# [What the exercise asks]
Return, word for word, every line that follows.

** BEGIN **

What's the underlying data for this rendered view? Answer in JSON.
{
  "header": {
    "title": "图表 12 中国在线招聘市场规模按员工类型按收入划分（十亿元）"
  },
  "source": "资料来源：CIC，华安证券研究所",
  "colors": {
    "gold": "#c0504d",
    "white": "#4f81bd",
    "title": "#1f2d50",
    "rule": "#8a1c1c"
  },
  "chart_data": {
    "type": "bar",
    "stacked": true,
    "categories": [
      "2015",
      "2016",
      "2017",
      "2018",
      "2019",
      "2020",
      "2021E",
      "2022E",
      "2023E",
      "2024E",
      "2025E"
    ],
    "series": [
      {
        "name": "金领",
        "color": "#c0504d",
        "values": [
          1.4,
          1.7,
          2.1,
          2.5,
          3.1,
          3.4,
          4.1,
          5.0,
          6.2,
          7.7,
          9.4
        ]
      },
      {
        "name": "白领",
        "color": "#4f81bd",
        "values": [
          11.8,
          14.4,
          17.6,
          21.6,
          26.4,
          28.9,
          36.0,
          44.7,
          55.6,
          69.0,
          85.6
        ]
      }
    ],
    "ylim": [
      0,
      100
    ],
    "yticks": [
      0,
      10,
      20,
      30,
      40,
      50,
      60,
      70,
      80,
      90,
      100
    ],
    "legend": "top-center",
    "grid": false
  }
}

** END **

# [Result of the exercise]
What's the underlying data for this rendered view? Answer in JSON.
{
  "header": {
    "title": "图表 12 中国在线招聘市场规模按员工类型按收入划分（十亿元）"
  },
  "source": "资料来源：CIC，华安证券研究所",
  "colors": {
    "gold": "#c0504d",
    "white": "#4f81bd",
    "title": "#1f2d50",
    "rule": "#8a1c1c"
  },
  "chart_data": {
    "type": "bar",
    "stacked": true,
    "categories": [
      "2015",
      "2016",
      "2017",
      "2018",
      "2019",
      "2020",
      "2021E",
      "2022E",
      "2023E",
      "2024E",
      "2025E"
    ],
    "series": [
      {
        "name": "金领",
        "color": "#c0504d",
        "values": [
          1.4,
          1.7,
          2.1,
          2.5,
          3.1,
          3.4,
          4.1,
          5.0,
          6.2,
          7.7,
          9.4
        ]
      },
      {
        "name": "白领",
        "color": "#4f81bd",
        "values": [
          11.8,
          14.4,
          17.6,
          21.6,
          26.4,
          28.9,
          36.0,
          44.7,
          55.6,
          69.0,
          85.6
        ]
      }
    ],
    "ylim": [
      0,
      100
    ],
    "yticks": [
      0,
      10,
      20,
      30,
      40,
      50,
      60,
      70,
      80,
      90,
      100
    ],
    "legend": "top-center",
    "grid": false
  }
}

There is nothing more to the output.